# WRITTEN EXERCISE
Turn every line of the listing below into a Markdown table with columns named Row and Entry. Put each line's number in order under Row and the line itself under Entry, and skip any blank lines.

Element placement data:
****************

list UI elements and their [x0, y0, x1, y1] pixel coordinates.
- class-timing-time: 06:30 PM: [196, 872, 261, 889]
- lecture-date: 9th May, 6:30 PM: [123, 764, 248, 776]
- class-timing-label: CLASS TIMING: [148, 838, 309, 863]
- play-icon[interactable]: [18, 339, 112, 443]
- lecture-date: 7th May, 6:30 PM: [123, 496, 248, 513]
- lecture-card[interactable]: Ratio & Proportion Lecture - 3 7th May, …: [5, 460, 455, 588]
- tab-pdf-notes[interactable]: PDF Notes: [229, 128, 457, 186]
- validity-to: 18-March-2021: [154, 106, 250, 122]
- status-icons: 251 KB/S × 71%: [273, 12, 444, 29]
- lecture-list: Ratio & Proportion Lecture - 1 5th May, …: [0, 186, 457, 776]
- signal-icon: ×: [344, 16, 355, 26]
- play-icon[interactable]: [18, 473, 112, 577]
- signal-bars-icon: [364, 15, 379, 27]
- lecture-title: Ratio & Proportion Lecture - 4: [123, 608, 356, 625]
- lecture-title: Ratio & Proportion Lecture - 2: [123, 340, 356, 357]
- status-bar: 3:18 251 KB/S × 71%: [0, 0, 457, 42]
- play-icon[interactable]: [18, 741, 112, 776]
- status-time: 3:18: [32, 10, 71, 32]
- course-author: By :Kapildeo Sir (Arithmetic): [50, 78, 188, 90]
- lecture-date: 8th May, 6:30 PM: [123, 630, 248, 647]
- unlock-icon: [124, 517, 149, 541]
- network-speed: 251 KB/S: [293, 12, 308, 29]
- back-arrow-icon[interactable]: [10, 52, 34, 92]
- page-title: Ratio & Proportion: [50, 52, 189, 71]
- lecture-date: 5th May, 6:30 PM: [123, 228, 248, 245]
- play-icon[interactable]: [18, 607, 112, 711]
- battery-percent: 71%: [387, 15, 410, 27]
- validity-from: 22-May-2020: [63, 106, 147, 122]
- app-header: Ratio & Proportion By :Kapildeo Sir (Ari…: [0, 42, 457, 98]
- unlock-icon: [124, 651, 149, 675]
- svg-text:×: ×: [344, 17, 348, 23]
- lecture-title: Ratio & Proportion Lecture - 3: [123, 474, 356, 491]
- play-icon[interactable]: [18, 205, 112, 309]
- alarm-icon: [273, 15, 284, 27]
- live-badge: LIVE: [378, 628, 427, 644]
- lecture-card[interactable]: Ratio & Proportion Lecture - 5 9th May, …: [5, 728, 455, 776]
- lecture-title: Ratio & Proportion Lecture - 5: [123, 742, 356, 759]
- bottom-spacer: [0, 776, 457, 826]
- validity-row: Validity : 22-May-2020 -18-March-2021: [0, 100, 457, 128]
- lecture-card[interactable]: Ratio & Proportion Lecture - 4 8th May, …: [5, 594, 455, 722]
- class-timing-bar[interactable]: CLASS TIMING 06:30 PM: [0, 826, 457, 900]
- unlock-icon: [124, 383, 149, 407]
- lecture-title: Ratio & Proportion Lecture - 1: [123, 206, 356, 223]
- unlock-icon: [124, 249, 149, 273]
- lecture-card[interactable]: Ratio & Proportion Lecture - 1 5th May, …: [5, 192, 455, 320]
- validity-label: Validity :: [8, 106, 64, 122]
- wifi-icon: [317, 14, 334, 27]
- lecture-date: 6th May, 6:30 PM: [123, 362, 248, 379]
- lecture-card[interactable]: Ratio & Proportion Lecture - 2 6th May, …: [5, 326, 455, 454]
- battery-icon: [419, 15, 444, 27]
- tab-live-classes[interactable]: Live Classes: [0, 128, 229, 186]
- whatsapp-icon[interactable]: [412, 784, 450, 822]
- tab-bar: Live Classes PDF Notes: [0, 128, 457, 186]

****************

# REPLY
| Row | Entry |
|---|---|
| 1 | list UI elements and their [x0, y0, x1, y1] pixel coordinates. |
| 2 | - class-timing-time: 06:30 PM: [196, 872, 261, 889] |
| 3 | - lecture-date: 9th May, 6:30 PM: [123, 764, 248, 776] |
| 4 | - class-timing-label: CLASS TIMING: [148, 838, 309, 863] |
| 5 | - play-icon[interactable]: [18, 339, 112, 443] |
| 6 | - lecture-date: 7th May, 6:30 PM: [123, 496, 248, 513] |
| 7 | - lecture-card[interactable]: Ratio & Proportion Lecture - 3 7th May, …: [5, 460, 455, 588] |
| 8 | - tab-pdf-notes[interactable]: PDF Notes: [229, 128, 457, 186] |
| 9 | - validity-to: 18-March-2021: [154, 106, 250, 122] |
| 10 | - status-icons: 251 KB/S × 71%: [273, 12, 444, 29] |
| 11 | - lecture-list: Ratio & Proportion Lecture - 1 5th May, …: [0, 186, 457, 776] |
| 12 | - signal-icon: ×: [344, 16, 355, 26] |
| 13 | - play-icon[interactable]: [18, 473, 112, 577] |
| 14 | - signal-bars-icon: [364, 15, 379, 27] |
| 15 | - lecture-title: Ratio & Proportion Lecture - 4: [123, 608, 356, 625] |
| 16 | - lecture-title: Ratio & Proportion Lecture - 2: [123, 340, 356, 357] |
| 17 | - status-bar: 3:18 251 KB/S × 71%: [0, 0, 457, 42] |
| 18 | - play-icon[interactable]: [18, 741, 112, 776] |
| 19 | - status-time: 3:18: [32, 10, 71, 32] |
| 20 | - course-author: By :Kapildeo Sir (Arithmetic): [50, 78, 188, 90] |
| 21 | - lecture-date: 8th May, 6:30 PM: [123, 630, 248, 647] |
| 22 | - unlock-icon: [124, 517, 149, 541] |
| 23 | - network-speed: 251 KB/S: [293, 12, 308, 29] |
| 24 | - back-arrow-icon[interactable]: [10, 52, 34, 92] |
| 25 | - page-title: Ratio & Proportion: [50, 52, 189, 71] |
| 26 | - lecture-date: 5th May, 6:30 PM: [123, 228, 248, 245] |
| 27 | - play-icon[interactable]: [18, 607, 112, 711] |
| 28 | - battery-percent: 71%: [387, 15, 410, 27] |
| 29 | - validity-from: 22-May-2020: [63, 106, 147, 122] |
| 30 | - app-header: Ratio & Proportion By :Kapildeo Sir (Ari…: [0, 42, 457, 98] |
| 31 | - unlock-icon: [124, 651, 149, 675] |
| 32 | - svg-text:×: ×: [344, 17, 348, 23] |
| 33 | - lecture-title: Ratio & Proportion Lecture - 3: [123, 474, 356, 491] |
| 34 | - play-icon[interactable]: [18, 205, 112, 309] |
| 35 | - alarm-icon: [273, 15, 284, 27] |
| 36 | - live-badge: LIVE: [378, 628, 427, 644] |
| 37 | - lecture-card[interactable]: Ratio & Proportion Lecture - 5 9th May, …: [5, 728, 455, 776] |
| 38 | - lecture-title: Ratio & Proportion Lecture - 5: [123, 742, 356, 759] |
| 39 | - bottom-spacer: [0, 776, 457, 826] |
| 40 | - validity-row: Validity : 22-May-2020 -18-March-2021: [0, 100, 457, 128] |
| 41 | - lecture-card[interactable]: Ratio & Proportion Lecture - 4 8th May, …: [5, 594, 455, 722] |
| 42 | - class-timing-bar[interactable]: CLASS TIMING 06:30 PM: [0, 826, 457, 900] |
| 43 | - unlock-icon: [124, 383, 149, 407] |
| 44 | - lecture-title: Ratio & Proportion Lecture - 1: [123, 206, 356, 223] |
| 45 | - unlock-icon: [124, 249, 149, 273] |
| 46 | - lecture-card[interactable]: Ratio & Proportion Lecture - 1 5th May, …: [5, 192, 455, 320] |
| 47 | - validity-label: Validity :: [8, 106, 64, 122] |
| 48 | - wifi-icon: [317, 14, 334, 27] |
| 49 | - lecture-date: 6th May, 6:30 PM: [123, 362, 248, 379] |
| 50 | - lecture-card[interactable]: Ratio & Proportion Lecture - 2 6th May, …: [5, 326, 455, 454] |
| 51 | - battery-icon: [419, 15, 444, 27] |
| 52 | - tab-live-classes[interactable]: Live Classes: [0, 128, 229, 186] |
| 53 | - whatsapp-icon[interactable]: [412, 784, 450, 822] |
| 54 | - tab-bar: Live Classes PDF Notes: [0, 128, 457, 186] |